Do this -> Copy out each line of the listing that has the word "title" in it.

(Collected data)
┏━━
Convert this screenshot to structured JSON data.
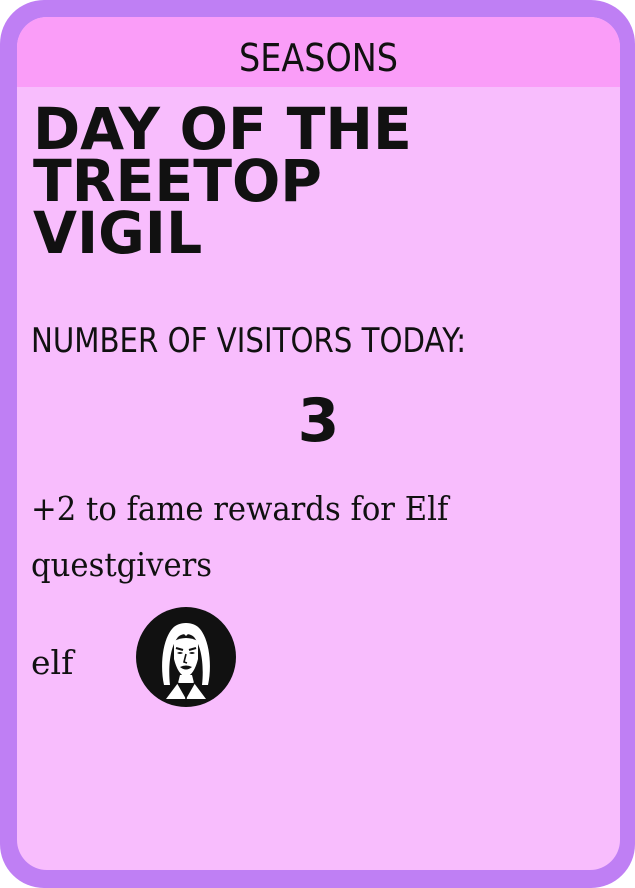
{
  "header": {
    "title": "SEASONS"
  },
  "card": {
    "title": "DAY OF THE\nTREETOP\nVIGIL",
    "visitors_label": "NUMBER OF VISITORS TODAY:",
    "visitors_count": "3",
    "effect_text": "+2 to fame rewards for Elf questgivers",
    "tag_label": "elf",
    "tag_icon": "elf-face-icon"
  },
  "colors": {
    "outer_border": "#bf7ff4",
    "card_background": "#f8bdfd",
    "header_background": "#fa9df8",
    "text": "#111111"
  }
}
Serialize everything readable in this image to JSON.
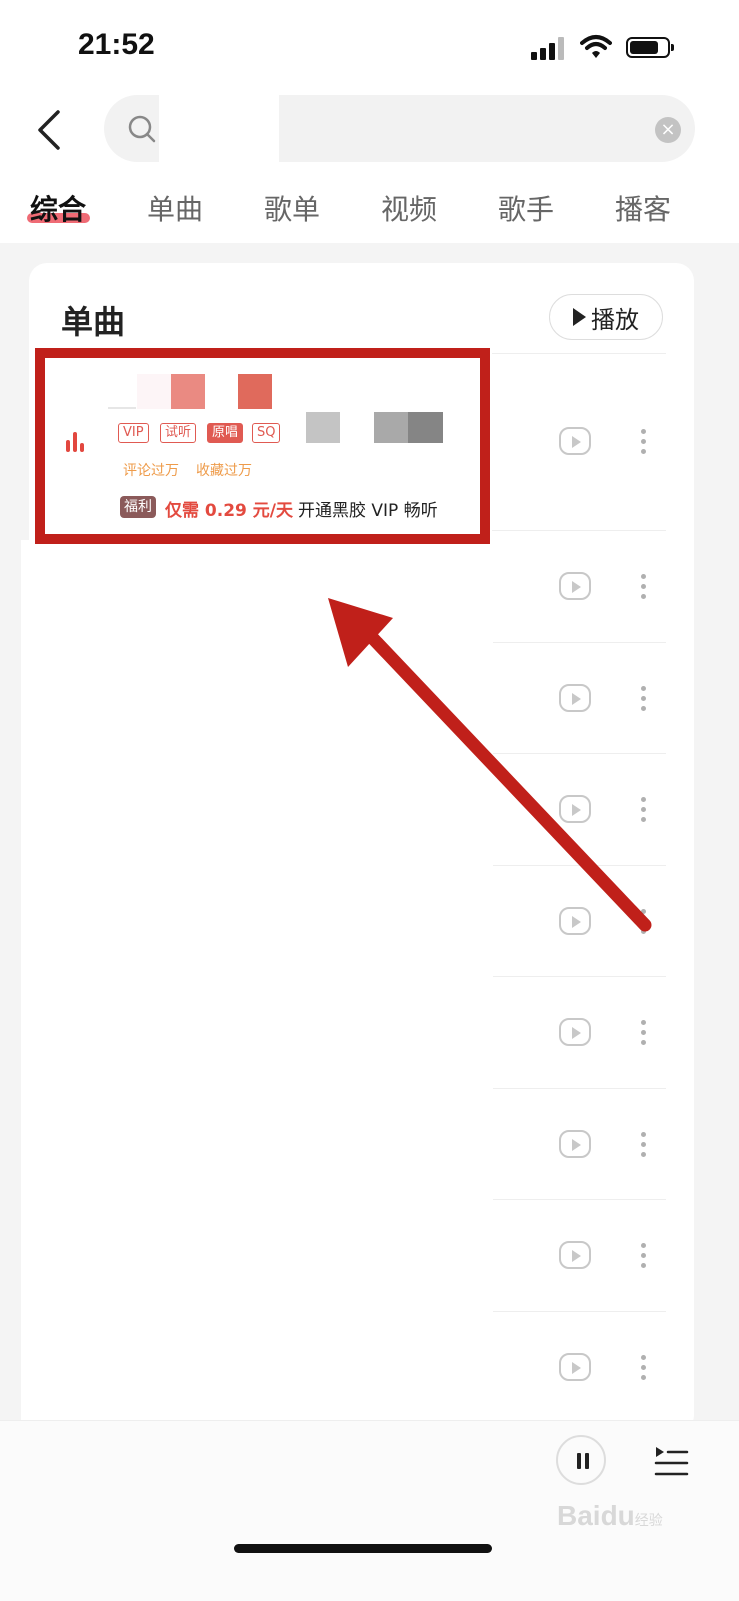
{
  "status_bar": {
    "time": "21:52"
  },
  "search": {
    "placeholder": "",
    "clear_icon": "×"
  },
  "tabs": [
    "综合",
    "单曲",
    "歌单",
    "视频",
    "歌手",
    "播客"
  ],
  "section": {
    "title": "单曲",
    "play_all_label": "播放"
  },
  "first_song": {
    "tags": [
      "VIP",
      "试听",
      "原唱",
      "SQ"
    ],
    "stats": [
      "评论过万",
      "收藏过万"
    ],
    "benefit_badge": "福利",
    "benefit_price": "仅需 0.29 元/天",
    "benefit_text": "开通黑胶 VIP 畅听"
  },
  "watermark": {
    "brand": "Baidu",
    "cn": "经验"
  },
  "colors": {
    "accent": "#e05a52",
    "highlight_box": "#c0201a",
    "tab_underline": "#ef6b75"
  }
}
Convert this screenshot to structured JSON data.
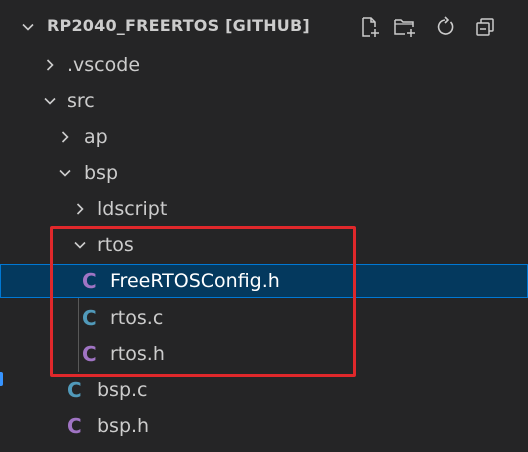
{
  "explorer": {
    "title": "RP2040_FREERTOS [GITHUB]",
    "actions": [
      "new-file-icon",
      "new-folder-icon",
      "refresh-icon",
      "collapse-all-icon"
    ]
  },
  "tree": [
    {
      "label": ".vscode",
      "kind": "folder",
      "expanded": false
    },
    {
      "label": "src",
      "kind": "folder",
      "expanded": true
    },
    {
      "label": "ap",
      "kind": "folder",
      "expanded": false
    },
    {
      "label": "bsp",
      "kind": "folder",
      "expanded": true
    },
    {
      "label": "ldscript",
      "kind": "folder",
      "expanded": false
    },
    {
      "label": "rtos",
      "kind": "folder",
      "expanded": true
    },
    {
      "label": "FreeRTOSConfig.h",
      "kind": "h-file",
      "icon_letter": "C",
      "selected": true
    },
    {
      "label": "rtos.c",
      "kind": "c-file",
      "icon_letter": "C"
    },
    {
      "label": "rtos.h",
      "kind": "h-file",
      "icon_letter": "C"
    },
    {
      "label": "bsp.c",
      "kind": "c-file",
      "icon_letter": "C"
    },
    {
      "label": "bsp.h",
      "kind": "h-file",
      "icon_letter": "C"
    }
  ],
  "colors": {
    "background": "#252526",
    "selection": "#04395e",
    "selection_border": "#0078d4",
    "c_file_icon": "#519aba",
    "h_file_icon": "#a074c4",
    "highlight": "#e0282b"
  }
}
┗━━
Task answer ->
    "title": "SEASONS"
    "title": "DAY OF THE\nTREETOP\nVIGIL",
    "title": "单曲",
    "title": "RP2040_FREERTOS [GITHUB]",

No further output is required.